### Stated problem
Copy every record word for word.

### Available data
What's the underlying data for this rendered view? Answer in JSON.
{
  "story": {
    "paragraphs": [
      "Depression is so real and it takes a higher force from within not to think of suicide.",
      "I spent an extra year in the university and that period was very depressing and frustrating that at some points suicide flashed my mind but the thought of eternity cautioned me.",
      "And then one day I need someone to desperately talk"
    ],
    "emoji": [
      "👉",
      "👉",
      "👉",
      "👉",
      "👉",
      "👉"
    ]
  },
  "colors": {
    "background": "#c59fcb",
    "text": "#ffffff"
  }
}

### Exercise answer
What's the underlying data for this rendered view? Answer in JSON.
{
  "story": {
    "paragraphs": [
      "Depression is so real and it takes a higher force from within not to think of suicide.",
      "I spent an extra year in the university and that period was very depressing and frustrating that at some points suicide flashed my mind but the thought of eternity cautioned me.",
      "And then one day I need someone to desperately talk"
    ],
    "emoji": [
      "👉",
      "👉",
      "👉",
      "👉",
      "👉",
      "👉"
    ]
  },
  "colors": {
    "background": "#c59fcb",
    "text": "#ffffff"
  }
}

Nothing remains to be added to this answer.